◆ RECORD EXTRACTS
_____

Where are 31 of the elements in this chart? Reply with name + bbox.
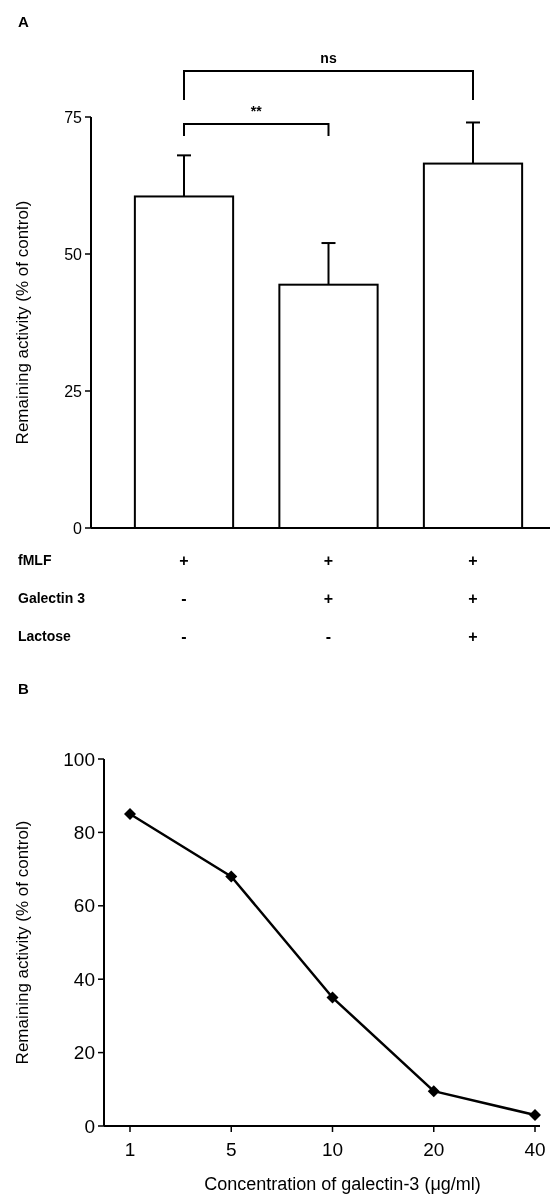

_____

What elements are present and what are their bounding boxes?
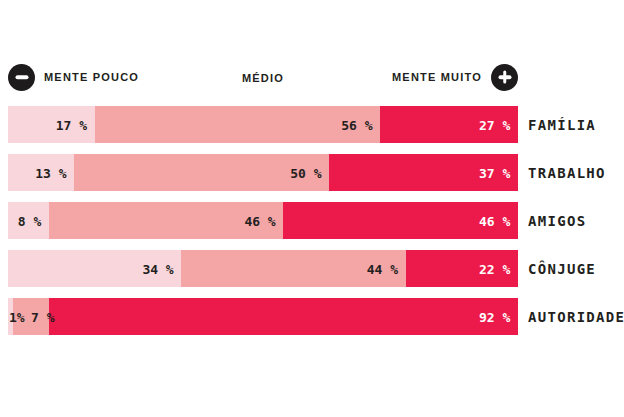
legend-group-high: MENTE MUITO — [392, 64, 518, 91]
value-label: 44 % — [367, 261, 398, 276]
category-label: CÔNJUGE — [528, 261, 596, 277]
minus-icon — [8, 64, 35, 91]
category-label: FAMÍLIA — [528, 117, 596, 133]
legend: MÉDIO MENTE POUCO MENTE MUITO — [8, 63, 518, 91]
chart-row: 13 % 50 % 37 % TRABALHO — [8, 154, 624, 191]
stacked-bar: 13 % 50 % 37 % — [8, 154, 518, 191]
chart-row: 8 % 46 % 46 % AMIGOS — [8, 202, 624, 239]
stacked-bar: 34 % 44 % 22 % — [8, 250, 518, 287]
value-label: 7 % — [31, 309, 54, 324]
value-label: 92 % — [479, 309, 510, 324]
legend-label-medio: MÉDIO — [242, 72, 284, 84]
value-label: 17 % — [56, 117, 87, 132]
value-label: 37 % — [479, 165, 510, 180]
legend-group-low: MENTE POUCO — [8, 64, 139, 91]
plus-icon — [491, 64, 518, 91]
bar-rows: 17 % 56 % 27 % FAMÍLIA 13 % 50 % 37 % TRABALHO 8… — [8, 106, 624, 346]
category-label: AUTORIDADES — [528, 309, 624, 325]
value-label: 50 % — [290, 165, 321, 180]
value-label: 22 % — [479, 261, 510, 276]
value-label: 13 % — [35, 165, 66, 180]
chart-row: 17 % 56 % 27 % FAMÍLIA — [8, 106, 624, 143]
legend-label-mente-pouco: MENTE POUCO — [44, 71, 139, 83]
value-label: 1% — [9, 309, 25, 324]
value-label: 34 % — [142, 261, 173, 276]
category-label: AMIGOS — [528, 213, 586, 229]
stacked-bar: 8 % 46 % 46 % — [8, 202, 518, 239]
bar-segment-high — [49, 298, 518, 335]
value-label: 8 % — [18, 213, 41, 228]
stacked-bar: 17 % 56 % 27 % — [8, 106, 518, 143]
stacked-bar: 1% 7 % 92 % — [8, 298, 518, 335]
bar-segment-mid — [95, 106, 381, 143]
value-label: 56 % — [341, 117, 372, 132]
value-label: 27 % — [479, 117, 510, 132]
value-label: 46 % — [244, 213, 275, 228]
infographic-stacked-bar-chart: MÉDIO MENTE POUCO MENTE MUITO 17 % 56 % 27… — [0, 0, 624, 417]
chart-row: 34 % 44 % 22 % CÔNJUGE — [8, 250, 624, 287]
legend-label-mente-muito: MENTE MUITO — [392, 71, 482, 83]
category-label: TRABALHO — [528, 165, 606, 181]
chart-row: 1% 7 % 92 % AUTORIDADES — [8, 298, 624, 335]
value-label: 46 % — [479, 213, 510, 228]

_____

◆ SET TASK
Output the lines between the one containing "What elements are" and the one containing "value-label: 92 % — [479, 309, 510, 324]", inclusive, as a Markdown table with the columns Row and Line. Number each row, and leave out blank lines and the pictures.

◆ REPLY
| Row | Line |
|---|---|
| 1 | What elements are present and what are their bounding boxes? |
| 2 | legend-group-high: MENTE MUITO — [392, 64, 518, 91] |
| 3 | value-label: 44 % — [367, 261, 398, 276] |
| 4 | category-label: CÔNJUGE — [528, 261, 596, 277] |
| 5 | minus-icon — [8, 64, 35, 91] |
| 6 | category-label: FAMÍLIA — [528, 117, 596, 133] |
| 7 | legend: MÉDIO MENTE POUCO MENTE MUITO — [8, 63, 518, 91] |
| 8 | chart-row: 13 % 50 % 37 % TRABALHO — [8, 154, 624, 191] |
| 9 | stacked-bar: 13 % 50 % 37 % — [8, 154, 518, 191] |
| 10 | chart-row: 8 % 46 % 46 % AMIGOS — [8, 202, 624, 239] |
| 11 | stacked-bar: 34 % 44 % 22 % — [8, 250, 518, 287] |
| 12 | value-label: 7 % — [31, 309, 54, 324] |
| 13 | value-label: 92 % — [479, 309, 510, 324] |